— start Stored records —

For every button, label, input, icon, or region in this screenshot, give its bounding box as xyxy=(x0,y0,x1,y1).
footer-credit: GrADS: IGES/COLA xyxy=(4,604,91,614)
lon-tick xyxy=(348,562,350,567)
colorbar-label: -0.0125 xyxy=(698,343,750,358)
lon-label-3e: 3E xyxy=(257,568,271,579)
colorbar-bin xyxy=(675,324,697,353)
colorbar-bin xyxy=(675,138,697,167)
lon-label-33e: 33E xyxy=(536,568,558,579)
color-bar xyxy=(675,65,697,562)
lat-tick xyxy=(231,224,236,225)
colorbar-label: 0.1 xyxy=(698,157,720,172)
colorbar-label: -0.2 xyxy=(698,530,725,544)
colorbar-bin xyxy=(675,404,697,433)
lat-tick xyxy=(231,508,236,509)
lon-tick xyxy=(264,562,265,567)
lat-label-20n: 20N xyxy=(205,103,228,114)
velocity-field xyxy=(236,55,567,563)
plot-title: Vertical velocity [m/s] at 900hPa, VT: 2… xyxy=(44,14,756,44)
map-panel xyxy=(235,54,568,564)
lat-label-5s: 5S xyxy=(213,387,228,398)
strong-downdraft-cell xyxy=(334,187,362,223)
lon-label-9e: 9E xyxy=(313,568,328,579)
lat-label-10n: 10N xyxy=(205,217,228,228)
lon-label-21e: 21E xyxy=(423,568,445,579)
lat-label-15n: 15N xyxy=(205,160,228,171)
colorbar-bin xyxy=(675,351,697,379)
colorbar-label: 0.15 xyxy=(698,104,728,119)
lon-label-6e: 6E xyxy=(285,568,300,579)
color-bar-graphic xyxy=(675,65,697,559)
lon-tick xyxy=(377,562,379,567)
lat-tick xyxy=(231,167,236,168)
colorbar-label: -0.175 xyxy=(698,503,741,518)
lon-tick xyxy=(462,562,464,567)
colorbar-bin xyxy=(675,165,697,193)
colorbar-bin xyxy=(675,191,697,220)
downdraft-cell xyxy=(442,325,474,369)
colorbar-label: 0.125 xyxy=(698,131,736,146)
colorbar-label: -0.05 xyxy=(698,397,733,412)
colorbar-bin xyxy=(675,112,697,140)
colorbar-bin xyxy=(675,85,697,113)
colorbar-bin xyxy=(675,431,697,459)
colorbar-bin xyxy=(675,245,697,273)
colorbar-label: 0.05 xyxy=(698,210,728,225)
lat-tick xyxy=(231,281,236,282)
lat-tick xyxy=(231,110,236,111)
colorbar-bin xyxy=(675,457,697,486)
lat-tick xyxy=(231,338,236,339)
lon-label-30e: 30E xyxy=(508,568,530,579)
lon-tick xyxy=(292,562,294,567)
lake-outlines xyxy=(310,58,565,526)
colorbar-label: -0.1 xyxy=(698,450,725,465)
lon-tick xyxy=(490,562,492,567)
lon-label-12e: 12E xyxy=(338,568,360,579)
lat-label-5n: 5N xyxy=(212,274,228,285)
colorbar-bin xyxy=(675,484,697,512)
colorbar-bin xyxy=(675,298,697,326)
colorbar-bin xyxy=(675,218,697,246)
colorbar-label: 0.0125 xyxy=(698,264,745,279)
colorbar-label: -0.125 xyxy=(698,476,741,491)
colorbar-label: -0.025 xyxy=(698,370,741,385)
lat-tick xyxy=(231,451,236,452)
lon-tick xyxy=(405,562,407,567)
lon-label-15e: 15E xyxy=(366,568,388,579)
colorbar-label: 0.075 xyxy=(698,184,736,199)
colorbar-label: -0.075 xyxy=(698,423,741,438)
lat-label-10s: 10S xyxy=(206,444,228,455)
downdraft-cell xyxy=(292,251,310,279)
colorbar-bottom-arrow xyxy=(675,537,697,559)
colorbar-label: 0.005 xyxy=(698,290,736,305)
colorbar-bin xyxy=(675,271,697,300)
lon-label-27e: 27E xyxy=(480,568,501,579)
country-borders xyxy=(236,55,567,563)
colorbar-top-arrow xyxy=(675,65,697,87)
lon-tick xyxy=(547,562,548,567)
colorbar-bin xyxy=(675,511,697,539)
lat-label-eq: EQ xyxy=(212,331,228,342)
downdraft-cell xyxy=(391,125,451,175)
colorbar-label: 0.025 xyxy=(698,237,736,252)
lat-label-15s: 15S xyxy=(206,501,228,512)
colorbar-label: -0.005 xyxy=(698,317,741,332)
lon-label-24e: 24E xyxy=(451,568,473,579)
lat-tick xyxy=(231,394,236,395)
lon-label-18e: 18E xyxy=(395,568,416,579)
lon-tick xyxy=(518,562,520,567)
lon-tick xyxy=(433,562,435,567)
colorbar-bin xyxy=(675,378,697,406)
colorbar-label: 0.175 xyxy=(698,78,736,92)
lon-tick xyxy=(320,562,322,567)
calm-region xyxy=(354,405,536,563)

— end Stored records —

Write out all of the records above line for line, keeping every character unchanged.

Response for this exercise:
For every button, label, input, icon, or region in this screenshot, give its bounding box as xyxy=(x0,y0,x1,y1).
footer-credit: GrADS: IGES/COLA xyxy=(4,604,91,614)
lon-tick xyxy=(348,562,350,567)
colorbar-label: -0.0125 xyxy=(698,343,750,358)
lon-label-3e: 3E xyxy=(257,568,271,579)
colorbar-bin xyxy=(675,324,697,353)
colorbar-bin xyxy=(675,138,697,167)
lon-label-33e: 33E xyxy=(536,568,558,579)
color-bar xyxy=(675,65,697,562)
lat-tick xyxy=(231,224,236,225)
colorbar-label: 0.1 xyxy=(698,157,720,172)
colorbar-label: -0.2 xyxy=(698,530,725,544)
colorbar-bin xyxy=(675,404,697,433)
lat-tick xyxy=(231,508,236,509)
lon-tick xyxy=(264,562,265,567)
lat-label-20n: 20N xyxy=(205,103,228,114)
velocity-field xyxy=(236,55,567,563)
plot-title: Vertical velocity [m/s] at 900hPa, VT: 2… xyxy=(44,14,756,44)
map-panel xyxy=(235,54,568,564)
lat-label-5s: 5S xyxy=(213,387,228,398)
strong-downdraft-cell xyxy=(334,187,362,223)
lon-label-9e: 9E xyxy=(313,568,328,579)
lat-label-10n: 10N xyxy=(205,217,228,228)
lon-label-21e: 21E xyxy=(423,568,445,579)
lat-label-15n: 15N xyxy=(205,160,228,171)
colorbar-bin xyxy=(675,351,697,379)
colorbar-label: 0.15 xyxy=(698,104,728,119)
lon-label-6e: 6E xyxy=(285,568,300,579)
color-bar-graphic xyxy=(675,65,697,559)
lon-tick xyxy=(377,562,379,567)
lat-tick xyxy=(231,167,236,168)
colorbar-label: -0.175 xyxy=(698,503,741,518)
lon-tick xyxy=(462,562,464,567)
colorbar-bin xyxy=(675,165,697,193)
colorbar-bin xyxy=(675,191,697,220)
downdraft-cell xyxy=(442,325,474,369)
colorbar-label: 0.125 xyxy=(698,131,736,146)
colorbar-label: -0.05 xyxy=(698,397,733,412)
colorbar-bin xyxy=(675,112,697,140)
colorbar-bin xyxy=(675,85,697,113)
colorbar-bin xyxy=(675,431,697,459)
colorbar-bin xyxy=(675,245,697,273)
colorbar-label: 0.05 xyxy=(698,210,728,225)
lat-tick xyxy=(231,281,236,282)
lat-tick xyxy=(231,110,236,111)
colorbar-bin xyxy=(675,457,697,486)
lat-tick xyxy=(231,338,236,339)
lon-label-30e: 30E xyxy=(508,568,530,579)
lon-tick xyxy=(292,562,294,567)
lake-outlines xyxy=(310,58,565,526)
colorbar-label: -0.1 xyxy=(698,450,725,465)
lon-tick xyxy=(490,562,492,567)
lon-label-12e: 12E xyxy=(338,568,360,579)
lat-label-5n: 5N xyxy=(212,274,228,285)
colorbar-bin xyxy=(675,484,697,512)
colorbar-bin xyxy=(675,298,697,326)
colorbar-bin xyxy=(675,218,697,246)
colorbar-label: 0.0125 xyxy=(698,264,745,279)
colorbar-label: -0.125 xyxy=(698,476,741,491)
colorbar-label: -0.025 xyxy=(698,370,741,385)
lat-tick xyxy=(231,451,236,452)
lon-tick xyxy=(405,562,407,567)
lon-label-15e: 15E xyxy=(366,568,388,579)
colorbar-label: 0.075 xyxy=(698,184,736,199)
colorbar-label: -0.075 xyxy=(698,423,741,438)
lat-label-10s: 10S xyxy=(206,444,228,455)
downdraft-cell xyxy=(292,251,310,279)
colorbar-bottom-arrow xyxy=(675,537,697,559)
colorbar-label: 0.005 xyxy=(698,290,736,305)
colorbar-bin xyxy=(675,271,697,300)
lon-label-27e: 27E xyxy=(480,568,501,579)
country-borders xyxy=(236,55,567,563)
colorbar-top-arrow xyxy=(675,65,697,87)
lon-tick xyxy=(547,562,548,567)
colorbar-bin xyxy=(675,511,697,539)
lat-label-eq: EQ xyxy=(212,331,228,342)
downdraft-cell xyxy=(391,125,451,175)
colorbar-label: 0.025 xyxy=(698,237,736,252)
lat-label-15s: 15S xyxy=(206,501,228,512)
colorbar-label: -0.005 xyxy=(698,317,741,332)
lon-label-24e: 24E xyxy=(451,568,473,579)
lat-tick xyxy=(231,394,236,395)
lon-label-18e: 18E xyxy=(395,568,416,579)
lon-tick xyxy=(518,562,520,567)
lon-tick xyxy=(433,562,435,567)
colorbar-bin xyxy=(675,378,697,406)
colorbar-label: 0.175 xyxy=(698,78,736,92)
lon-tick xyxy=(320,562,322,567)
calm-region xyxy=(354,405,536,563)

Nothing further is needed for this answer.